Aim:
Using the data beneath, show every line that includes the word "ежемесячной".

Exercise material:
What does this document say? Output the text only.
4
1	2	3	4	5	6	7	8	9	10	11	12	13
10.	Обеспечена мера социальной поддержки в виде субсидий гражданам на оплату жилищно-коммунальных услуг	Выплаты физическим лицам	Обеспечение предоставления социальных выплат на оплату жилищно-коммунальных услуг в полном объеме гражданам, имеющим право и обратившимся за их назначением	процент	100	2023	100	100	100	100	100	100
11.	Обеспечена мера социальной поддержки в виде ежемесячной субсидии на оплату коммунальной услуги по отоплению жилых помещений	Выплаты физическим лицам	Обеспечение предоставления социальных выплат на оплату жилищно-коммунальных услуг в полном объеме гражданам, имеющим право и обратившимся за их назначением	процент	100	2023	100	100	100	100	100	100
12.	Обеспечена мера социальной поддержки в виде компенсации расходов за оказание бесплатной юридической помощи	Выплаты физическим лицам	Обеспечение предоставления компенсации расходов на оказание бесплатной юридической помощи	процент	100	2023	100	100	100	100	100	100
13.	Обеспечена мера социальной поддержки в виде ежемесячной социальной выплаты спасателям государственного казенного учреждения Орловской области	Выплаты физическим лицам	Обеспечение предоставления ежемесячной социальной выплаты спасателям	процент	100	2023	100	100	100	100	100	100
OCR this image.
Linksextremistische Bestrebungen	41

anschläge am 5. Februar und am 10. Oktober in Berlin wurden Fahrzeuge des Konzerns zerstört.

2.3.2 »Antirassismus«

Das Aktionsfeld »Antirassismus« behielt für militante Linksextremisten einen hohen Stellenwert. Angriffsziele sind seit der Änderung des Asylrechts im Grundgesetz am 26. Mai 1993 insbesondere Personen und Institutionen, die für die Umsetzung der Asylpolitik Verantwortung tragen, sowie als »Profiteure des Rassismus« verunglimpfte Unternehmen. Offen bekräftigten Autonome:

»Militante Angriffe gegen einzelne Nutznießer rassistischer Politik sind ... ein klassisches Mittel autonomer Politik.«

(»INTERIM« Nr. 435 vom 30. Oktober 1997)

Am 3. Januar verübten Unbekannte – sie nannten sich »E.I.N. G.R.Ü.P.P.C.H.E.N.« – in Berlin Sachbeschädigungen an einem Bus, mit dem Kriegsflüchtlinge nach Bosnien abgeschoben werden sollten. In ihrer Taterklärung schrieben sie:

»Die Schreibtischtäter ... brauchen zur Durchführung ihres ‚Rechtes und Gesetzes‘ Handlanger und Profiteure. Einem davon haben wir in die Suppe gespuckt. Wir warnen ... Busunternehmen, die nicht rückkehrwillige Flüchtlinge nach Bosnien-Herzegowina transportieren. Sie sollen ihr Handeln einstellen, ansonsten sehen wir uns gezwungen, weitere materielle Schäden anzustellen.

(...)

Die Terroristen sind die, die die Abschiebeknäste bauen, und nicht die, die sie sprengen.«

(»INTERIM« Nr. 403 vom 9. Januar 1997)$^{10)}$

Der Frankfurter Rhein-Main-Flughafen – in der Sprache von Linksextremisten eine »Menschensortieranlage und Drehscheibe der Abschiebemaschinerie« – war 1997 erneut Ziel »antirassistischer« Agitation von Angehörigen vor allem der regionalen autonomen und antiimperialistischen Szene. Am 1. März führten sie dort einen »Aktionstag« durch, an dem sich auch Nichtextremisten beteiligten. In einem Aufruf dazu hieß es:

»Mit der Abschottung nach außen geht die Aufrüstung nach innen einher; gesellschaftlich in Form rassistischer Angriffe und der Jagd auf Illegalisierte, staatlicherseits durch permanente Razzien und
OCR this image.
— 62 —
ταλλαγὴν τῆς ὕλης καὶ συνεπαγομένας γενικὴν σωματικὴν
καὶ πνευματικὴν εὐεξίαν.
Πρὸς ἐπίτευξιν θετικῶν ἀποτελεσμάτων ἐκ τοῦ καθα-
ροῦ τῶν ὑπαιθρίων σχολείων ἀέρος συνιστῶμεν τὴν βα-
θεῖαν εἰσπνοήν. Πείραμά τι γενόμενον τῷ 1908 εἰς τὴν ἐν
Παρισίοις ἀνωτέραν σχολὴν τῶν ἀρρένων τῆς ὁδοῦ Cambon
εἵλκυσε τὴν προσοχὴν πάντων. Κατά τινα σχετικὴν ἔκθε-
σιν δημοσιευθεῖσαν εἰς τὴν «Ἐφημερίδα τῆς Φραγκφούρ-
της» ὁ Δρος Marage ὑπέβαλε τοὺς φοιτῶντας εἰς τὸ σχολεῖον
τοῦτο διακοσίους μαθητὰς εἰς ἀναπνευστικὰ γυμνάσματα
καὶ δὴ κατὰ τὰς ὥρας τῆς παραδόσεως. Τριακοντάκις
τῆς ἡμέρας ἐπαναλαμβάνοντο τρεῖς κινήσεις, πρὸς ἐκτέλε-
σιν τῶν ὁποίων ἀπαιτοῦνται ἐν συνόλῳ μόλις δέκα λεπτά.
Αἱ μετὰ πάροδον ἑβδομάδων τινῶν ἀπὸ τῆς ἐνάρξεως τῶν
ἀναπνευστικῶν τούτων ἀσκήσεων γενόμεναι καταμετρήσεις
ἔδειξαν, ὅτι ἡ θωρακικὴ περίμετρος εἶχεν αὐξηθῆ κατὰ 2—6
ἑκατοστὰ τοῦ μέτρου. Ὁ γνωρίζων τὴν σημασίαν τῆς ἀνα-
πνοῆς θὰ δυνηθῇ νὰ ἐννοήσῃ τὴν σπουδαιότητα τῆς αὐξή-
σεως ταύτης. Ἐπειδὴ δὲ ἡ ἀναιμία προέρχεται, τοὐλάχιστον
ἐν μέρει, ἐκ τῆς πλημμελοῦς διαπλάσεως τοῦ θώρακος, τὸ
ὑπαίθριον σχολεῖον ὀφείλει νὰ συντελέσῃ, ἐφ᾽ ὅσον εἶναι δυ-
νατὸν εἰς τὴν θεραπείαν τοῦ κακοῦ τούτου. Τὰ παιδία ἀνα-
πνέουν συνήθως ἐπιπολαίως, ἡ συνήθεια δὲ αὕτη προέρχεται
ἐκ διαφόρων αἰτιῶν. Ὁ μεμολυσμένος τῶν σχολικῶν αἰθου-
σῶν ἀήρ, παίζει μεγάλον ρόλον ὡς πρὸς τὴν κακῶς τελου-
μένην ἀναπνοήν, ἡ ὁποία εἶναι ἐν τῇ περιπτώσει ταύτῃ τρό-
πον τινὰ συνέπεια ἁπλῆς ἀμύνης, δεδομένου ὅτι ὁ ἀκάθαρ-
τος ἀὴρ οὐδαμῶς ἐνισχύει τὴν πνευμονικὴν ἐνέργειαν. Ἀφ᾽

Answer for this exercise:
11.	Обеспечена мера социальной поддержки в виде ежемесячной субсидии на оплату коммунальной услуги по отоплению жилых помещений	Выплаты физическим лицам	Обеспечение предоставления социальных выплат на оплату жилищно-коммунальных услуг в полном объеме гражданам, имеющим право и обратившимся за их назначением	процент	100	2023	100	100	100	100	100	100
13.	Обеспечена мера социальной поддержки в виде ежемесячной социальной выплаты спасателям государственного казенного учреждения Орловской области	Выплаты физическим лицам	Обеспечение предоставления ежемесячной социальной выплаты спасателям	процент	100	2023	100	100	100	100	100	100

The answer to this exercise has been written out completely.